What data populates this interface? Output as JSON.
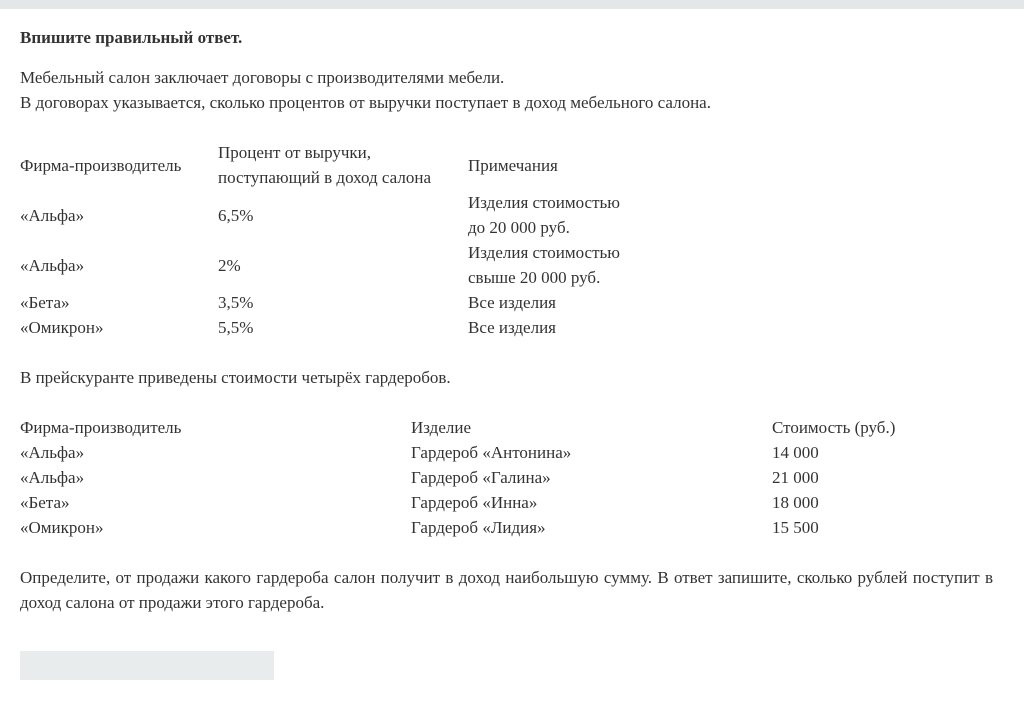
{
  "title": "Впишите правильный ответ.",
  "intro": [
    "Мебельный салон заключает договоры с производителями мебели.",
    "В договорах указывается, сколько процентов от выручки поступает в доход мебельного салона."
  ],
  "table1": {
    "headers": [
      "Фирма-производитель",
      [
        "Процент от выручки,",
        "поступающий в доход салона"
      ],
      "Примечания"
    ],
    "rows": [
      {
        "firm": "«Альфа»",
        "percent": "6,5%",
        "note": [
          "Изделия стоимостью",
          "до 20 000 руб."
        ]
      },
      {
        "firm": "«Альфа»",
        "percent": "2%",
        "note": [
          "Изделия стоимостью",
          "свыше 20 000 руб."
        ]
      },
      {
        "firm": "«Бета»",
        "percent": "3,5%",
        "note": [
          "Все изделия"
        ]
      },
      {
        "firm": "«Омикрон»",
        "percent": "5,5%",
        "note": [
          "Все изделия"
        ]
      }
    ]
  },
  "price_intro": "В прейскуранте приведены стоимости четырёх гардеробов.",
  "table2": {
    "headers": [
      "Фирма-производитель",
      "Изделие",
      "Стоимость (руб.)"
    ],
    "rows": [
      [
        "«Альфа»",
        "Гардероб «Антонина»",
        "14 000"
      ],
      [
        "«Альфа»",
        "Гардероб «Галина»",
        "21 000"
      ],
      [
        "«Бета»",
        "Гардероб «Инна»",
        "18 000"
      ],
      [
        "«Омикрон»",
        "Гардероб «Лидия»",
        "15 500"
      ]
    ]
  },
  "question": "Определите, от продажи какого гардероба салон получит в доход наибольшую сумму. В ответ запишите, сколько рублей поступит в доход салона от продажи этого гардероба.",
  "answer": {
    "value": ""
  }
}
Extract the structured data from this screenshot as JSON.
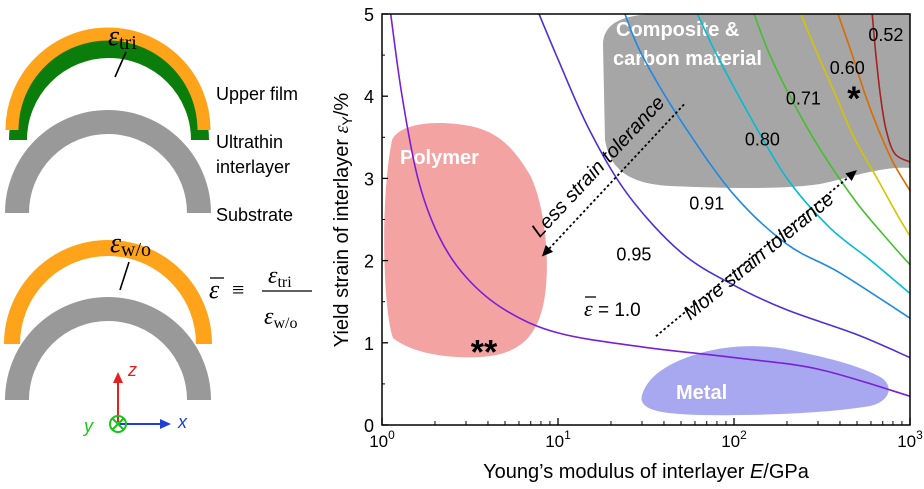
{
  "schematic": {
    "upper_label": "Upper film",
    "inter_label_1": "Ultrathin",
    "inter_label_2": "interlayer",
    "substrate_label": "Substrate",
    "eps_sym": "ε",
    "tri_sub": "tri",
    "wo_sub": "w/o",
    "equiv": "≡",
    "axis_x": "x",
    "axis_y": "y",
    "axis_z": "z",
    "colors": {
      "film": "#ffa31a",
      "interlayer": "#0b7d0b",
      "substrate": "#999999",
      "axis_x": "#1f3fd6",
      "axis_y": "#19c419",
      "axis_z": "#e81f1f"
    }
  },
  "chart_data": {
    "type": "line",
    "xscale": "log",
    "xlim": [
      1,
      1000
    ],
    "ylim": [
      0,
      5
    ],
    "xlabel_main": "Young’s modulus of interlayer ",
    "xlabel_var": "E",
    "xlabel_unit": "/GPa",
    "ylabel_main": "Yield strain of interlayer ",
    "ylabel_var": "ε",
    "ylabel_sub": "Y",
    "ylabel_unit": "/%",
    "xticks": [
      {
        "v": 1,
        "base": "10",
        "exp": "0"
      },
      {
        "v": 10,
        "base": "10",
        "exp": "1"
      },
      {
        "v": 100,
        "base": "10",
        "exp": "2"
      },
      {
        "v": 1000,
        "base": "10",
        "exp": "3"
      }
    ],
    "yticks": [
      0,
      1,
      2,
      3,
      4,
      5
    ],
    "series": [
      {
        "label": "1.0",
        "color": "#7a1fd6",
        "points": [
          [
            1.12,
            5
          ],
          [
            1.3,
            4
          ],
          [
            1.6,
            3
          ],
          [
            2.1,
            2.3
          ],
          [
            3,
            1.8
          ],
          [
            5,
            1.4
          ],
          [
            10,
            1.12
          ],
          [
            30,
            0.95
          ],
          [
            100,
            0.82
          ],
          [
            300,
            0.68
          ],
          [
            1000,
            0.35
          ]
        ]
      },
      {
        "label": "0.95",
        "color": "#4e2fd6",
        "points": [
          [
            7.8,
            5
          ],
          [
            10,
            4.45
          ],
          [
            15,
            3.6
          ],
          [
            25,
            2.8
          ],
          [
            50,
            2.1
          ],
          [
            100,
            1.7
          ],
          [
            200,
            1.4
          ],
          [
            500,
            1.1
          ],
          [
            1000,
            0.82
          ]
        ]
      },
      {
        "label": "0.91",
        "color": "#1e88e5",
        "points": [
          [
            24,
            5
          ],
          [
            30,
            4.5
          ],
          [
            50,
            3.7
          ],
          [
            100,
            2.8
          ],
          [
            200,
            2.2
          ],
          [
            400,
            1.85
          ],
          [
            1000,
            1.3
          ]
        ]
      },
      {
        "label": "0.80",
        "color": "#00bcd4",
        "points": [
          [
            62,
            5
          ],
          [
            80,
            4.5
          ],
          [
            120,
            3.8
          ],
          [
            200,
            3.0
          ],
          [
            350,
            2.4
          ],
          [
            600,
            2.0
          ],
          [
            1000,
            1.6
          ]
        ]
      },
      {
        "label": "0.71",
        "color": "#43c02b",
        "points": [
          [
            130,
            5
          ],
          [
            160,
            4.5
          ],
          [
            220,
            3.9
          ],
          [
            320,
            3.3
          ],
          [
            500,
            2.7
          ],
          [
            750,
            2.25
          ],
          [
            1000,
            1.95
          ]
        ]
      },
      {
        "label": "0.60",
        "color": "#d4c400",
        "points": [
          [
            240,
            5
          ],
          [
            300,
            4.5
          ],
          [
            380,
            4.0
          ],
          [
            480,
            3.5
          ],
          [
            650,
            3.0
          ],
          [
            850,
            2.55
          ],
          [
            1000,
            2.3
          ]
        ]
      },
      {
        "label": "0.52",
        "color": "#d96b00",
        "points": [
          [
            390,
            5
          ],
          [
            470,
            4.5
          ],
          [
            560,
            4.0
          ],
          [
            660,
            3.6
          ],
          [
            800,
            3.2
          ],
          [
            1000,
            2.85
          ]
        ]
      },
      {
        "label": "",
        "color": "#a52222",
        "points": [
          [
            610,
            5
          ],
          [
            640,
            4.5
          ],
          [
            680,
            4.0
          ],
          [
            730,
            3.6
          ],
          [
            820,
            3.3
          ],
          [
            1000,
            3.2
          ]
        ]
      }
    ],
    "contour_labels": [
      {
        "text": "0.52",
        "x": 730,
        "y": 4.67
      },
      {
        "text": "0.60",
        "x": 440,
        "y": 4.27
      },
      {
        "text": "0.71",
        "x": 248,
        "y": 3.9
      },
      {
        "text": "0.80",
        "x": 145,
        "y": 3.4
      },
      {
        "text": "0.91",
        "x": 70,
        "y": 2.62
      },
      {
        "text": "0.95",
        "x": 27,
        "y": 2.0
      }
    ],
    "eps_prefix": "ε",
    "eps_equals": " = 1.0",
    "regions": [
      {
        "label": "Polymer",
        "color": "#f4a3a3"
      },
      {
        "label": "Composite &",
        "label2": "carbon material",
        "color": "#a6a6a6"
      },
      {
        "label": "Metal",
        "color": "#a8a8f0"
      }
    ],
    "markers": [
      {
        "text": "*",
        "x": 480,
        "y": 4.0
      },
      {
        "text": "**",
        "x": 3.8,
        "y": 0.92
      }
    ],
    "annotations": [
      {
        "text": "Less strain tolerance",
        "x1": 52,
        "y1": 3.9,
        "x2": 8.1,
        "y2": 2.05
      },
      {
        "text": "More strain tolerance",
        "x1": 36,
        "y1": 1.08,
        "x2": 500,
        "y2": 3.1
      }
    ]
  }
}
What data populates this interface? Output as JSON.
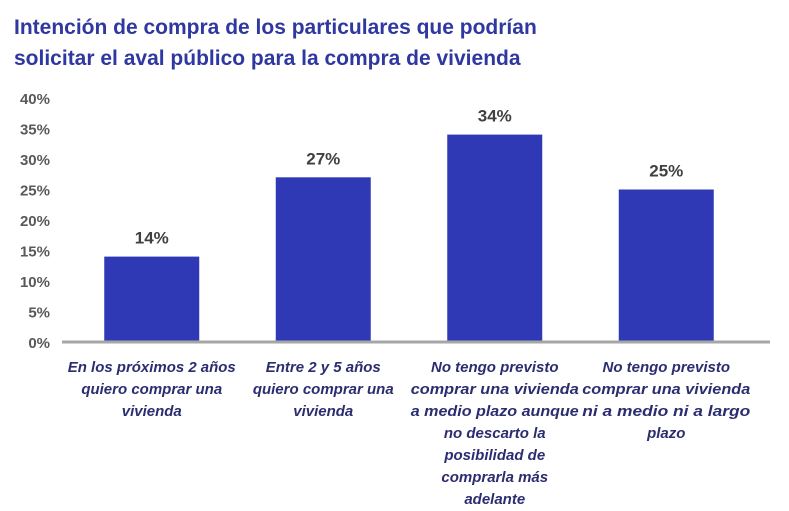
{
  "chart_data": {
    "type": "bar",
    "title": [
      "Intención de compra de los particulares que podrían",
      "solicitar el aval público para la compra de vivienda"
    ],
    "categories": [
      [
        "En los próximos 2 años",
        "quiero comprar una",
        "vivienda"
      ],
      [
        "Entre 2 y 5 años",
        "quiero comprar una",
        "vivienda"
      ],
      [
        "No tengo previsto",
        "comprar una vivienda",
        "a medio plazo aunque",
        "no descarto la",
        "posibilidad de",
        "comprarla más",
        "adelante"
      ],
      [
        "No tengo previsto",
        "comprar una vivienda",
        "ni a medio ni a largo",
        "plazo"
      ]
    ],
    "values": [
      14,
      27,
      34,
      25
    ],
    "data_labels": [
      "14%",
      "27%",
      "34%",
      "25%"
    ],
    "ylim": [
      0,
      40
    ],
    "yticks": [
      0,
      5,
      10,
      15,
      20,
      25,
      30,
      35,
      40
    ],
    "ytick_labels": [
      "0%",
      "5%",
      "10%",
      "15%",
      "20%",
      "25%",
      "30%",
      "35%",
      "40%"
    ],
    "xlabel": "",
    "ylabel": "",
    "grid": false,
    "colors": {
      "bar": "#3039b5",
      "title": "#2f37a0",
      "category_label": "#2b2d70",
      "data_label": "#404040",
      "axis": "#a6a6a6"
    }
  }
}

-=-=-

■ **Problem details**: List all lines holding the string "firm".

■ **Reply to the exercise**:
        "firm": "«Альфа»",
        "firm": "«Альфа»",
        "firm": "«Бета»",
        "firm": "«Омикрон»",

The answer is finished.